* **To do**:
Search the data for the word "heading". Reproduce every line where it is found.

* **Task inputs**:
===

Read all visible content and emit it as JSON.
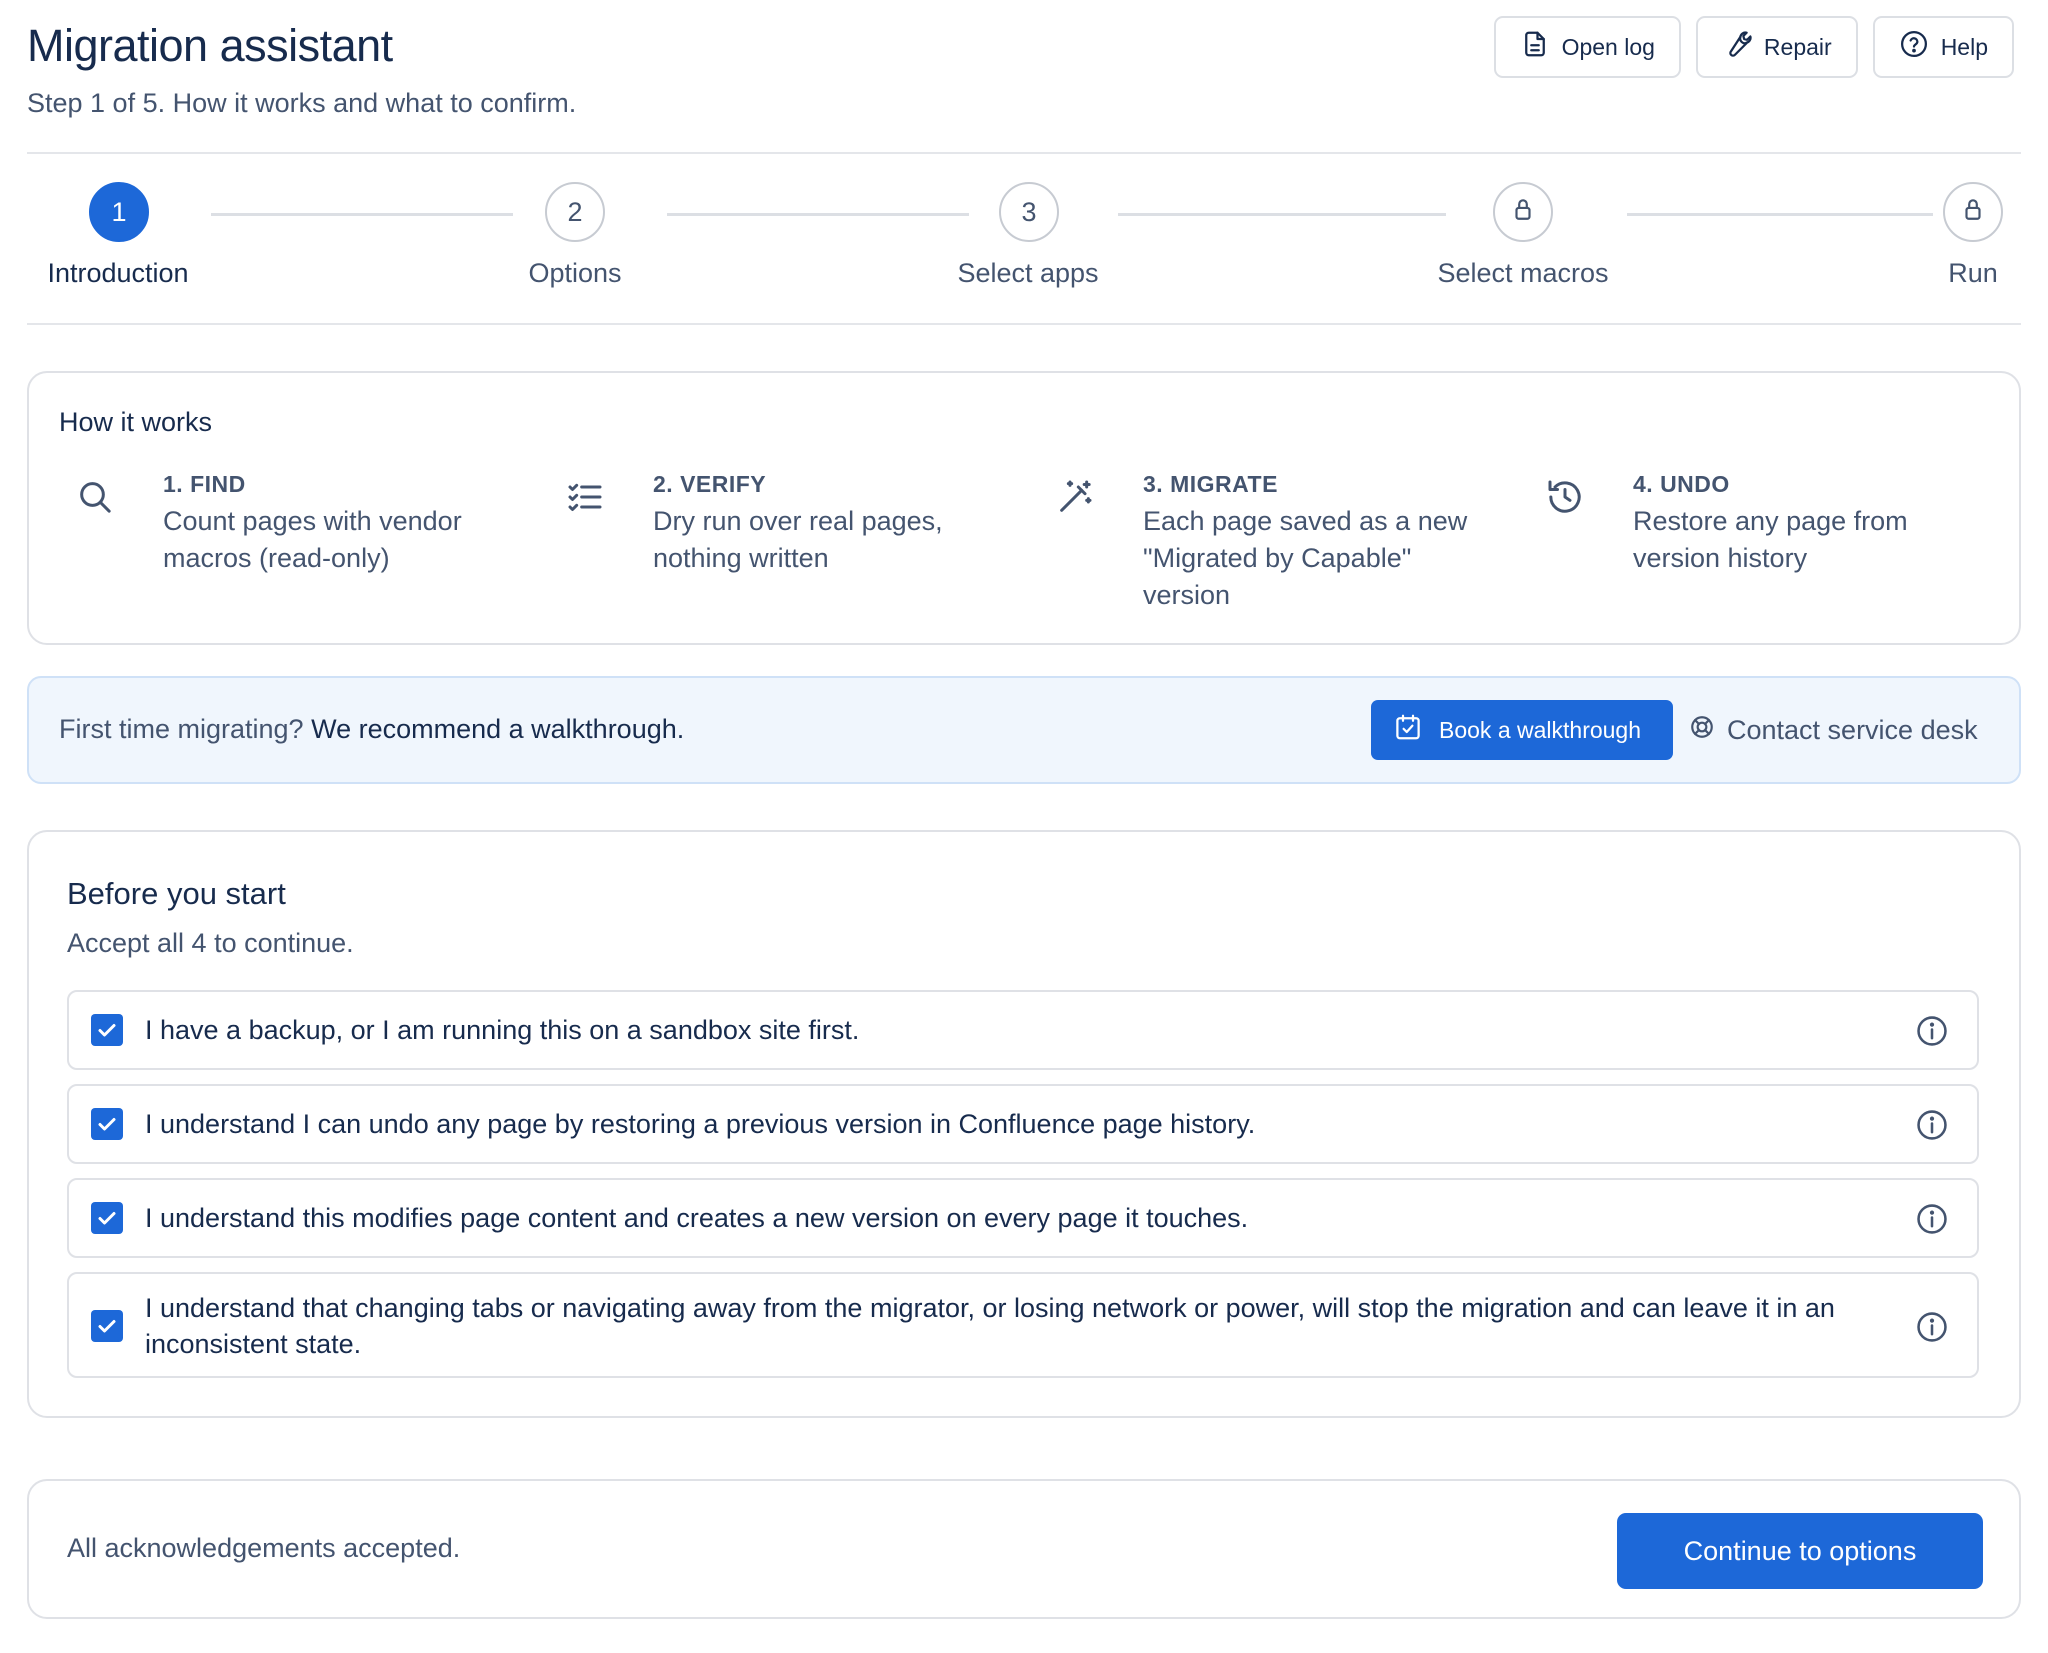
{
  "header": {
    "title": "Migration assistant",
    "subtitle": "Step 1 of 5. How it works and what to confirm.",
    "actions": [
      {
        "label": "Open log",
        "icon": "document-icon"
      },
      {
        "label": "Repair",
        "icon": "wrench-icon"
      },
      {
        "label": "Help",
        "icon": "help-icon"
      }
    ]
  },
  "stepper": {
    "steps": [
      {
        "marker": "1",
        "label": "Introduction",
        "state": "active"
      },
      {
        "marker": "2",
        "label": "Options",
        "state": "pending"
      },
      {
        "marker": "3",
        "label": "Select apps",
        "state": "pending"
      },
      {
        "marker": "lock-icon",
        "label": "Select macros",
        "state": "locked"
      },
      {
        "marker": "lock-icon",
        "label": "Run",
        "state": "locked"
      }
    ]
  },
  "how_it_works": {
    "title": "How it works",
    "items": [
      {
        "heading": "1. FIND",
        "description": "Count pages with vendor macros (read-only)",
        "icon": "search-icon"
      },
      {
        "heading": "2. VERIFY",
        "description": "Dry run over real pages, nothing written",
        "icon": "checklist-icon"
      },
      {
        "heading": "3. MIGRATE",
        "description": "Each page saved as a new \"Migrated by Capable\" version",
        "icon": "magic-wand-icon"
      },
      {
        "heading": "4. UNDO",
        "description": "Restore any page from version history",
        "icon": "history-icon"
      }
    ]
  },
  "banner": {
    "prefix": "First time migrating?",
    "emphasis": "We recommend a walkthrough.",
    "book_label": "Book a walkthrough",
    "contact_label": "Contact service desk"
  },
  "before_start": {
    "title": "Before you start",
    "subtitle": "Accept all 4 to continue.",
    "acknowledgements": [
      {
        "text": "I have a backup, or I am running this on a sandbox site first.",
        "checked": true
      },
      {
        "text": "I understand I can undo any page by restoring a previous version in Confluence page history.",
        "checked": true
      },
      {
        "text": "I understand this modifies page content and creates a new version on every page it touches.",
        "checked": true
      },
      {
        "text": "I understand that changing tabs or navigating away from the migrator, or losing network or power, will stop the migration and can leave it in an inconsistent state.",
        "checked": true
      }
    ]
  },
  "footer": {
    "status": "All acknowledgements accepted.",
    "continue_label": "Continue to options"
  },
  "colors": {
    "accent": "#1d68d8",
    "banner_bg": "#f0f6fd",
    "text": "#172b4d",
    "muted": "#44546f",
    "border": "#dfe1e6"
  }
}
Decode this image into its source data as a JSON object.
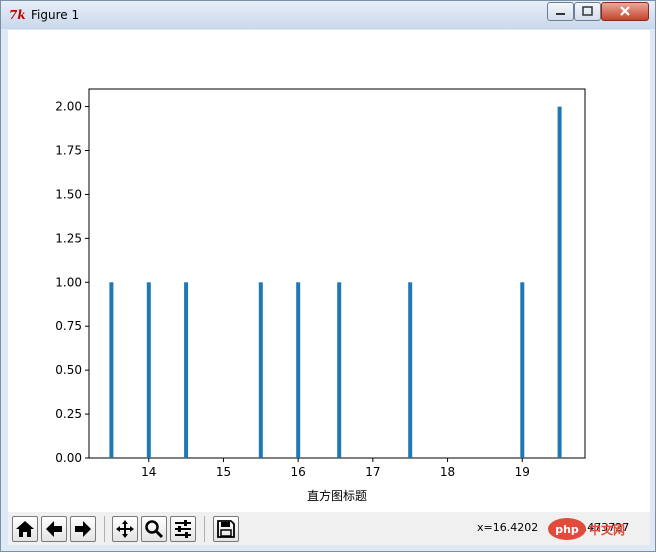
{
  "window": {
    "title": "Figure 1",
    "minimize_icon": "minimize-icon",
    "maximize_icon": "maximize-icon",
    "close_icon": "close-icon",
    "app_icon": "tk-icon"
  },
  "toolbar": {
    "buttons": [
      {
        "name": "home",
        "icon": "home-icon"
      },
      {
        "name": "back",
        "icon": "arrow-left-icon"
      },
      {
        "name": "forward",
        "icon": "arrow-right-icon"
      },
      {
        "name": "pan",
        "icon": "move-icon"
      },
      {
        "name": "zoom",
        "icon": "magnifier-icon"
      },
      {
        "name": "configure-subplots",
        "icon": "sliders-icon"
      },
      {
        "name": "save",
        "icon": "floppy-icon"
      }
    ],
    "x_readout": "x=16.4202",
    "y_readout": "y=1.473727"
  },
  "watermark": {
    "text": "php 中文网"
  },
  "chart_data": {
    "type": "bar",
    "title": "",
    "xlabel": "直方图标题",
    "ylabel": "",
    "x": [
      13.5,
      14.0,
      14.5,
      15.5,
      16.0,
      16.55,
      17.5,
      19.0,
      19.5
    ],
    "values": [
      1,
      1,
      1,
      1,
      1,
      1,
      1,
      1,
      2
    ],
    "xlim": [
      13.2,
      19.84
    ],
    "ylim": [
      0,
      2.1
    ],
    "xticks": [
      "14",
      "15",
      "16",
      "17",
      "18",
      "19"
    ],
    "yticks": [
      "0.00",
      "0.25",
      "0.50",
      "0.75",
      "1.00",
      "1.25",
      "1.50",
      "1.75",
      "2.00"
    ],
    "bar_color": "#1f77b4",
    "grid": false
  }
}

===

* **Exercise result**:
        "heading": "1. FIND",
        "heading": "2. VERIFY",
        "heading": "3. MIGRATE",
        "heading": "4. UNDO",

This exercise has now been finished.